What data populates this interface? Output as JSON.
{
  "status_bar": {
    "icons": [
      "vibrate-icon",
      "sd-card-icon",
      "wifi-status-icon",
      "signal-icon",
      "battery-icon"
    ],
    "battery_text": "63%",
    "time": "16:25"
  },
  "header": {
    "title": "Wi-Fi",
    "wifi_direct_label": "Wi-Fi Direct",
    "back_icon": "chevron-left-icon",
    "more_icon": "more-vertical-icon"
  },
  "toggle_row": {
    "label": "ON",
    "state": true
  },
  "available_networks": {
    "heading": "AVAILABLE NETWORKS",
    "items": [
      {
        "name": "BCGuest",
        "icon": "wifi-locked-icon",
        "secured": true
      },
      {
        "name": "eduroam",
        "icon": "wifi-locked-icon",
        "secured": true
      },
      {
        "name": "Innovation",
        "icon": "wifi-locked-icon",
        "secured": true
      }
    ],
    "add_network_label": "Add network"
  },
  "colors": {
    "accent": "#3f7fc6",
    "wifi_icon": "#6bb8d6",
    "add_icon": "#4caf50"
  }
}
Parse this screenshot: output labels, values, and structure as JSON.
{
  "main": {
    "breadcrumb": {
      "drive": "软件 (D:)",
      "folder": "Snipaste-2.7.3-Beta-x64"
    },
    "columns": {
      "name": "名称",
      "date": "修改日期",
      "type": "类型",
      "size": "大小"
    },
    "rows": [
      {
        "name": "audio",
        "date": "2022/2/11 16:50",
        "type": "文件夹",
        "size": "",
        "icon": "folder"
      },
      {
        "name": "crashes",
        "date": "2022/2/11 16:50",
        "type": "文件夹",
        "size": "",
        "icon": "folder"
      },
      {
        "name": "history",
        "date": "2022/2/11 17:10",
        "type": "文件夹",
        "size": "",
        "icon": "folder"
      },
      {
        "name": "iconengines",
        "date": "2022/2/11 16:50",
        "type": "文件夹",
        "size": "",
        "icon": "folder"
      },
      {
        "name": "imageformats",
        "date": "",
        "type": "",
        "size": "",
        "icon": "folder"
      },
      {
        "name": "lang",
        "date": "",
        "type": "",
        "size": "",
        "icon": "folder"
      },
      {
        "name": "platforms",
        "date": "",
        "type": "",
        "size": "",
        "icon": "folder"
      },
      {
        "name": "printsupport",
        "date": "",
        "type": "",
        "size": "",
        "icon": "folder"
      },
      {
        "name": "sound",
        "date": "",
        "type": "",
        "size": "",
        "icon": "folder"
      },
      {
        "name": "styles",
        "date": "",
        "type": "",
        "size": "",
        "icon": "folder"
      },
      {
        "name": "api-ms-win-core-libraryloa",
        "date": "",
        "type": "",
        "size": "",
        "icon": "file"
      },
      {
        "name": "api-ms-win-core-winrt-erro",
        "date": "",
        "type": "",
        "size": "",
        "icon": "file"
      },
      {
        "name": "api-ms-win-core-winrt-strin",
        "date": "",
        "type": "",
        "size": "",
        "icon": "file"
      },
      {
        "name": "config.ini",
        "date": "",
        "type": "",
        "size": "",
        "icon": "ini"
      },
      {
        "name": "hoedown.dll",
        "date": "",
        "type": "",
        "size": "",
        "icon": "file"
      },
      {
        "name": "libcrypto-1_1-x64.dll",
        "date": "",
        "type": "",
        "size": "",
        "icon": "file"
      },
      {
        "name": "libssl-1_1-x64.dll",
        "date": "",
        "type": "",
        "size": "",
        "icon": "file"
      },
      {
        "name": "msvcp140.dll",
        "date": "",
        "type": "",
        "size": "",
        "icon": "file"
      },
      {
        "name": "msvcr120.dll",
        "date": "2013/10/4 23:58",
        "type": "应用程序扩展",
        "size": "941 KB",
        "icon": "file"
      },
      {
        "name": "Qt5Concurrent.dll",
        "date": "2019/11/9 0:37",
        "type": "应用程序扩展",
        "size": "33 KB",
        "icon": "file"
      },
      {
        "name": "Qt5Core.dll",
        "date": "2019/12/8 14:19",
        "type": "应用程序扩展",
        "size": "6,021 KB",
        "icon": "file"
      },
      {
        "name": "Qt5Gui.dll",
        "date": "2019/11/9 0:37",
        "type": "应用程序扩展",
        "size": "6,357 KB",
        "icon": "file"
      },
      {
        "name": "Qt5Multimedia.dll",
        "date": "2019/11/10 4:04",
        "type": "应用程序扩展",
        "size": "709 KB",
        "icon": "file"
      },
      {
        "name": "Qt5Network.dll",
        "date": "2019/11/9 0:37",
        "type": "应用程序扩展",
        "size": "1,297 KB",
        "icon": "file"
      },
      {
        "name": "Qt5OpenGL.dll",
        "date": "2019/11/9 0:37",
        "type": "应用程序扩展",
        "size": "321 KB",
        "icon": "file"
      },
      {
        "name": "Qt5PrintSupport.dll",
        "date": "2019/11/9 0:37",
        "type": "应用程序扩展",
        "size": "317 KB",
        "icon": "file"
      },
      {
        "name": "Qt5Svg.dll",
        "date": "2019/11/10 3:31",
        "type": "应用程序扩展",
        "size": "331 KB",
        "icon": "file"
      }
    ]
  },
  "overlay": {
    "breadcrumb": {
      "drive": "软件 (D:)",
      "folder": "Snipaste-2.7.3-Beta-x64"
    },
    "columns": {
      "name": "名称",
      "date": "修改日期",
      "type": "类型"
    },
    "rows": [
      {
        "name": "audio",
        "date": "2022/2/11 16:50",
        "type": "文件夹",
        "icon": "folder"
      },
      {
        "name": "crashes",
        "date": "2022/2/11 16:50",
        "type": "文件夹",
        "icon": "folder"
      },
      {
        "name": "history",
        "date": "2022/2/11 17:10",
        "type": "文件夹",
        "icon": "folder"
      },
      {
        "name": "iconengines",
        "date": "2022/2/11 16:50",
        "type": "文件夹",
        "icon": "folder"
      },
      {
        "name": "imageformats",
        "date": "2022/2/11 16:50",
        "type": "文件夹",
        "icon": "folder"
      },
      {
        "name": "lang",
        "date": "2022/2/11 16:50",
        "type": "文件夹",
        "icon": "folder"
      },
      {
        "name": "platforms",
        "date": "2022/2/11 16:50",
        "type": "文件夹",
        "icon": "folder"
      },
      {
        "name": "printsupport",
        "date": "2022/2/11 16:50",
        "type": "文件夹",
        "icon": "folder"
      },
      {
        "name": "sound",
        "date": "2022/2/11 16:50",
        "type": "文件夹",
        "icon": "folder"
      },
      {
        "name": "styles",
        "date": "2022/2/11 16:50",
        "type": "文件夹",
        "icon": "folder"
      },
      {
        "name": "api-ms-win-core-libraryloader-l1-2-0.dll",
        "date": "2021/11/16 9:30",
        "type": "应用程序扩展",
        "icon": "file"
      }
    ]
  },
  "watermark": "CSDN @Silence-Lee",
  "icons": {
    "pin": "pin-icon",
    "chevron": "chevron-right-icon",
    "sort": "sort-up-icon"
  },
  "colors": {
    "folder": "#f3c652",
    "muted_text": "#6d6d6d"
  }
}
○ ○ ○
Reproduce each line of the material above precisely.

- _Problem solution_
What data populates this interface? Output as JSON.
{
  "status_bar": {
    "icons": [
      "vibrate-icon",
      "sd-card-icon",
      "wifi-status-icon",
      "signal-icon",
      "battery-icon"
    ],
    "battery_text": "63%",
    "time": "16:25"
  },
  "header": {
    "title": "Wi-Fi",
    "wifi_direct_label": "Wi-Fi Direct",
    "back_icon": "chevron-left-icon",
    "more_icon": "more-vertical-icon"
  },
  "toggle_row": {
    "label": "ON",
    "state": true
  },
  "available_networks": {
    "heading": "AVAILABLE NETWORKS",
    "items": [
      {
        "name": "BCGuest",
        "icon": "wifi-locked-icon",
        "secured": true
      },
      {
        "name": "eduroam",
        "icon": "wifi-locked-icon",
        "secured": true
      },
      {
        "name": "Innovation",
        "icon": "wifi-locked-icon",
        "secured": true
      }
    ],
    "add_network_label": "Add network"
  },
  "colors": {
    "accent": "#3f7fc6",
    "wifi_icon": "#6bb8d6",
    "add_icon": "#4caf50"
  }
}
Parse this screenshot: output labels, values, and structure as JSON.
{
  "main": {
    "breadcrumb": {
      "drive": "软件 (D:)",
      "folder": "Snipaste-2.7.3-Beta-x64"
    },
    "columns": {
      "name": "名称",
      "date": "修改日期",
      "type": "类型",
      "size": "大小"
    },
    "rows": [
      {
        "name": "audio",
        "date": "2022/2/11 16:50",
        "type": "文件夹",
        "size": "",
        "icon": "folder"
      },
      {
        "name": "crashes",
        "date": "2022/2/11 16:50",
        "type": "文件夹",
        "size": "",
        "icon": "folder"
      },
      {
        "name": "history",
        "date": "2022/2/11 17:10",
        "type": "文件夹",
        "size": "",
        "icon": "folder"
      },
      {
        "name": "iconengines",
        "date": "2022/2/11 16:50",
        "type": "文件夹",
        "size": "",
        "icon": "folder"
      },
      {
        "name": "imageformats",
        "date": "",
        "type": "",
        "size": "",
        "icon": "folder"
      },
      {
        "name": "lang",
        "date": "",
        "type": "",
        "size": "",
        "icon": "folder"
      },
      {
        "name": "platforms",
        "date": "",
        "type": "",
        "size": "",
        "icon": "folder"
      },
      {
        "name": "printsupport",
        "date": "",
        "type": "",
        "size": "",
        "icon": "folder"
      },
      {
        "name": "sound",
        "date": "",
        "type": "",
        "size": "",
        "icon": "folder"
      },
      {
        "name": "styles",
        "date": "",
        "type": "",
        "size": "",
        "icon": "folder"
      },
      {
        "name": "api-ms-win-core-libraryloa",
        "date": "",
        "type": "",
        "size": "",
        "icon": "file"
      },
      {
        "name": "api-ms-win-core-winrt-erro",
        "date": "",
        "type": "",
        "size": "",
        "icon": "file"
      },
      {
        "name": "api-ms-win-core-winrt-strin",
        "date": "",
        "type": "",
        "size": "",
        "icon": "file"
      },
      {
        "name": "config.ini",
        "date": "",
        "type": "",
        "size": "",
        "icon": "ini"
      },
      {
        "name": "hoedown.dll",
        "date": "",
        "type": "",
        "size": "",
        "icon": "file"
      },
      {
        "name": "libcrypto-1_1-x64.dll",
        "date": "",
        "type": "",
        "size": "",
        "icon": "file"
      },
      {
        "name": "libssl-1_1-x64.dll",
        "date": "",
        "type": "",
        "size": "",
        "icon": "file"
      },
      {
        "name": "msvcp140.dll",
        "date": "",
        "type": "",
        "size": "",
        "icon": "file"
      },
      {
        "name": "msvcr120.dll",
        "date": "2013/10/4 23:58",
        "type": "应用程序扩展",
        "size": "941 KB",
        "icon": "file"
      },
      {
        "name": "Qt5Concurrent.dll",
        "date": "2019/11/9 0:37",
        "type": "应用程序扩展",
        "size": "33 KB",
        "icon": "file"
      },
      {
        "name": "Qt5Core.dll",
        "date": "2019/12/8 14:19",
        "type": "应用程序扩展",
        "size": "6,021 KB",
        "icon": "file"
      },
      {
        "name": "Qt5Gui.dll",
        "date": "2019/11/9 0:37",
        "type": "应用程序扩展",
        "size": "6,357 KB",
        "icon": "file"
      },
      {
        "name": "Qt5Multimedia.dll",
        "date": "2019/11/10 4:04",
        "type": "应用程序扩展",
        "size": "709 KB",
        "icon": "file"
      },
      {
        "name": "Qt5Network.dll",
        "date": "2019/11/9 0:37",
        "type": "应用程序扩展",
        "size": "1,297 KB",
        "icon": "file"
      },
      {
        "name": "Qt5OpenGL.dll",
        "date": "2019/11/9 0:37",
        "type": "应用程序扩展",
        "size": "321 KB",
        "icon": "file"
      },
      {
        "name": "Qt5PrintSupport.dll",
        "date": "2019/11/9 0:37",
        "type": "应用程序扩展",
        "size": "317 KB",
        "icon": "file"
      },
      {
        "name": "Qt5Svg.dll",
        "date": "2019/11/10 3:31",
        "type": "应用程序扩展",
        "size": "331 KB",
        "icon": "file"
      }
    ]
  },
  "overlay": {
    "breadcrumb": {
      "drive": "软件 (D:)",
      "folder": "Snipaste-2.7.3-Beta-x64"
    },
    "columns": {
      "name": "名称",
      "date": "修改日期",
      "type": "类型"
    },
    "rows": [
      {
        "name": "audio",
        "date": "2022/2/11 16:50",
        "type": "文件夹",
        "icon": "folder"
      },
      {
        "name": "crashes",
        "date": "2022/2/11 16:50",
        "type": "文件夹",
        "icon": "folder"
      },
      {
        "name": "history",
        "date": "2022/2/11 17:10",
        "type": "文件夹",
        "icon": "folder"
      },
      {
        "name": "iconengines",
        "date": "2022/2/11 16:50",
        "type": "文件夹",
        "icon": "folder"
      },
      {
        "name": "imageformats",
        "date": "2022/2/11 16:50",
        "type": "文件夹",
        "icon": "folder"
      },
      {
        "name": "lang",
        "date": "2022/2/11 16:50",
        "type": "文件夹",
        "icon": "folder"
      },
      {
        "name": "platforms",
        "date": "2022/2/11 16:50",
        "type": "文件夹",
        "icon": "folder"
      },
      {
        "name": "printsupport",
        "date": "2022/2/11 16:50",
        "type": "文件夹",
        "icon": "folder"
      },
      {
        "name": "sound",
        "date": "2022/2/11 16:50",
        "type": "文件夹",
        "icon": "folder"
      },
      {
        "name": "styles",
        "date": "2022/2/11 16:50",
        "type": "文件夹",
        "icon": "folder"
      },
      {
        "name": "api-ms-win-core-libraryloader-l1-2-0.dll",
        "date": "2021/11/16 9:30",
        "type": "应用程序扩展",
        "icon": "file"
      }
    ]
  },
  "watermark": "CSDN @Silence-Lee",
  "icons": {
    "pin": "pin-icon",
    "chevron": "chevron-right-icon",
    "sort": "sort-up-icon"
  },
  "colors": {
    "folder": "#f3c652",
    "muted_text": "#6d6d6d"
  }
}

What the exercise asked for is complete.